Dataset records

┏━━

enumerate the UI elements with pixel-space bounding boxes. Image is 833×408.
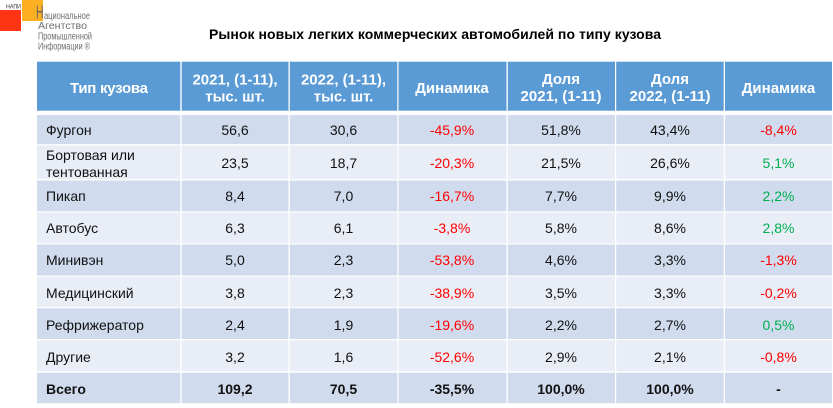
row: Минивэн: -1,3% [760,252,797,268]
row: Пикап [37,180,832,211]
row: Автобус: 8,6% [654,220,686,236]
row: Медицинский: -38,9% [430,285,474,301]
row: Автобус: -3,8% [434,220,470,236]
row: Рефрижератор: 2,7% [654,317,686,333]
row: Всего: Всего [46,381,86,397]
row: Минивэн: 3,3% [654,252,686,268]
row: Всего: 109,2 [217,381,253,397]
logo: NAPI: НАПИ [6,4,21,10]
logo: NAPI: Информации ® [38,40,90,52]
row: Пикап: 7,0 [334,188,353,204]
row: Другие: 1,6 [334,349,353,365]
row: Минивэн: Минивэн [46,252,103,268]
title: Рынок новых легких коммерческих автомобилей по типу кузова [209,26,661,42]
row: Фургон: -45,9% [430,122,474,138]
row: Рефрижератор: 0,5% [763,317,794,333]
row: Бортовая или тентованная [37,146,832,180]
row: Пикап: 8,4 [225,188,245,204]
table header: тыс. шт. [314,88,373,106]
row: Пикап: 2,2% [763,188,794,204]
row: Рефрижератор: Рефрижератор [46,317,144,333]
logo: NAPI [0,0,92,52]
row: Бортовая или тентованная: Бортовая или [46,147,135,163]
table header: 2022, (1-11), [301,72,386,88]
row: Рефрижератор [37,308,832,339]
row: Бортовая или тентованная: 21,5% [541,155,581,171]
table header [37,62,832,111]
row: Другие: 2,1% [654,349,686,365]
row: Всего: 100,0% [537,381,585,397]
row: Другие: -52,6% [430,349,474,365]
logo: NAPI: Агентство [38,21,87,32]
row: Минивэн [37,244,832,276]
logo: NAPI: ациональное [44,11,90,22]
logo: NAPI: Промышленной [38,32,92,42]
row: Пикап: -16,7% [430,188,474,204]
row: Всего: - [776,381,781,397]
row: Пикап: 9,9% [654,188,686,204]
row: Фургон: 51,8% [541,122,581,138]
row: Бортовая или тентованная: 23,5 [221,155,249,171]
row: Фургон: 56,6 [221,122,249,138]
table header: Динамика [415,80,489,97]
logo: NAPI: Н [36,2,44,22]
row: Медицинский: 3,3% [654,285,686,301]
row: Другие: -0,8% [760,349,797,365]
row: Всего [37,373,832,403]
row: Другие: 2,9% [545,349,577,365]
row: Рефрижератор: 1,9 [334,317,353,333]
table header: Доля [542,71,580,88]
row: Рефрижератор: 2,4 [225,317,245,333]
row: Фургон [37,115,832,144]
row: Бортовая или тентованная: 18,7 [330,155,357,171]
row: Рефрижератор: -19,6% [430,317,474,333]
table header: 2021, (1-11) [521,88,601,105]
row: Фургон: Фургон [46,122,92,138]
row: Автобус [37,212,832,243]
row: Минивэн: 4,6% [545,252,577,268]
table header: 2022, (1-11) [630,88,710,105]
table header: Тип кузова [70,80,149,97]
row: Фургон: -8,4% [760,122,797,138]
row: Другие [37,340,832,371]
row: Пикап: Пикап [46,188,86,204]
table header: тыс. шт. [205,88,265,106]
row: Бортовая или тентованная: 5,1% [763,155,794,171]
row: Рефрижератор: 2,2% [545,317,577,333]
row: Фургон: 30,6 [330,122,357,138]
row: Другие: Другие [46,349,91,365]
row: Бортовая или тентованная: -20,3% [430,155,474,171]
row: Автобус: 5,8% [545,220,577,236]
row: Минивэн: 2,3 [334,252,353,268]
row: Всего: 70,5 [330,381,357,397]
row: Медицинский: 3,5% [545,285,577,301]
row: Медицинский [37,277,832,307]
row: Другие: 3,2 [225,349,245,365]
row: Медицинский: 3,8 [225,285,245,301]
row: Автобус: 6,3 [225,220,245,236]
row: Медицинский: -0,2% [760,285,797,301]
row: Минивэн: 5,0 [225,252,245,268]
row: Автобус: 6,1 [334,220,353,236]
row: Автобус: 2,8% [763,220,794,236]
row: Пикап: 7,7% [545,188,577,204]
row: Всего: -35,5% [430,381,475,397]
row: Фургон: 43,4% [650,122,690,138]
row: Минивэн: -53,8% [430,252,474,268]
row: Всего: 100,0% [646,381,694,397]
row: Бортовая или тентованная: тентованная [46,164,128,180]
row: Медицинский: 2,3 [334,285,353,301]
table header: 2021, (1-11), [192,72,278,88]
table header: Динамика [742,80,816,97]
row: Бортовая или тентованная: 26,6% [650,155,690,171]
row: Автобус: Автобус [46,220,98,236]
table header: Доля [651,71,689,88]
row: Медицинский: Медицинский [46,285,134,301]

┗━━

| Stated task |
Reproduce every line above verbatim, omitting the picture from your answer.

| The completed task |
enumerate the UI elements with pixel-space bounding boxes. Image is 833×408.
row: Минивэн: -1,3% [760,252,797,268]
row: Пикап [37,180,832,211]
row: Автобус: 8,6% [654,220,686,236]
row: Медицинский: -38,9% [430,285,474,301]
row: Автобус: -3,8% [434,220,470,236]
row: Рефрижератор: 2,7% [654,317,686,333]
row: Всего: Всего [46,381,86,397]
row: Минивэн: 3,3% [654,252,686,268]
row: Всего: 109,2 [217,381,253,397]
logo: NAPI: НАПИ [6,4,21,10]
logo: NAPI: Информации ® [38,40,90,52]
row: Пикап: 7,0 [334,188,353,204]
row: Другие: 1,6 [334,349,353,365]
row: Минивэн: Минивэн [46,252,103,268]
title: Рынок новых легких коммерческих автомобилей по типу кузова [209,26,661,42]
row: Фургон: -45,9% [430,122,474,138]
row: Рефрижератор: 0,5% [763,317,794,333]
row: Бортовая или тентованная [37,146,832,180]
row: Пикап: 8,4 [225,188,245,204]
table header: тыс. шт. [314,88,373,106]
row: Пикап: 2,2% [763,188,794,204]
row: Рефрижератор: Рефрижератор [46,317,144,333]
logo: NAPI [0,0,92,52]
row: Бортовая или тентованная: Бортовая или [46,147,135,163]
table header: 2022, (1-11), [301,72,386,88]
row: Рефрижератор [37,308,832,339]
row: Бортовая или тентованная: 21,5% [541,155,581,171]
table header [37,62,832,111]
row: Другие: 2,1% [654,349,686,365]
row: Всего: 100,0% [537,381,585,397]
row: Другие: -52,6% [430,349,474,365]
logo: NAPI: Агентство [38,21,87,32]
row: Минивэн [37,244,832,276]
logo: NAPI: ациональное [44,11,90,22]
logo: NAPI: Промышленной [38,32,92,42]
row: Пикап: -16,7% [430,188,474,204]
row: Всего: - [776,381,781,397]
row: Пикап: 9,9% [654,188,686,204]
row: Фургон: 51,8% [541,122,581,138]
row: Бортовая или тентованная: 23,5 [221,155,249,171]
row: Фургон: 56,6 [221,122,249,138]
table header: Динамика [415,80,489,97]
logo: NAPI: Н [36,2,44,22]
row: Медицинский: 3,3% [654,285,686,301]
row: Другие: -0,8% [760,349,797,365]
row: Всего [37,373,832,403]
row: Другие: 2,9% [545,349,577,365]
row: Рефрижератор: 1,9 [334,317,353,333]
table header: Доля [542,71,580,88]
row: Рефрижератор: 2,4 [225,317,245,333]
row: Фургон [37,115,832,144]
row: Бортовая или тентованная: 18,7 [330,155,357,171]
row: Рефрижератор: -19,6% [430,317,474,333]
table header: 2021, (1-11) [521,88,601,105]
row: Фургон: Фургон [46,122,92,138]
row: Автобус [37,212,832,243]
row: Минивэн: 4,6% [545,252,577,268]
table header: 2022, (1-11) [630,88,710,105]
table header: Тип кузова [70,80,149,97]
row: Фургон: -8,4% [760,122,797,138]
row: Другие [37,340,832,371]
row: Пикап: Пикап [46,188,86,204]
table header: тыс. шт. [205,88,265,106]
row: Бортовая или тентованная: 5,1% [763,155,794,171]
row: Рефрижератор: 2,2% [545,317,577,333]
row: Фургон: 30,6 [330,122,357,138]
row: Другие: Другие [46,349,91,365]
row: Бортовая или тентованная: -20,3% [430,155,474,171]
row: Автобус: 5,8% [545,220,577,236]
row: Минивэн: 2,3 [334,252,353,268]
row: Всего: 70,5 [330,381,357,397]
row: Медицинский: 3,5% [545,285,577,301]
row: Медицинский [37,277,832,307]
row: Другие: 3,2 [225,349,245,365]
row: Медицинский: 3,8 [225,285,245,301]
row: Автобус: 6,3 [225,220,245,236]
row: Медицинский: -0,2% [760,285,797,301]
row: Минивэн: 5,0 [225,252,245,268]
row: Автобус: 6,1 [334,220,353,236]
row: Автобус: 2,8% [763,220,794,236]
row: Пикап: 7,7% [545,188,577,204]
row: Всего: -35,5% [430,381,475,397]
row: Фургон: 43,4% [650,122,690,138]
row: Минивэн: -53,8% [430,252,474,268]
row: Всего: 100,0% [646,381,694,397]
row: Бортовая или тентованная: тентованная [46,164,128,180]
row: Медицинский: 2,3 [334,285,353,301]
table header: 2021, (1-11), [192,72,278,88]
table header: Динамика [742,80,816,97]
row: Бортовая или тентованная: 26,6% [650,155,690,171]
row: Автобус: Автобус [46,220,98,236]
table header: Доля [651,71,689,88]
row: Медицинский: Медицинский [46,285,134,301]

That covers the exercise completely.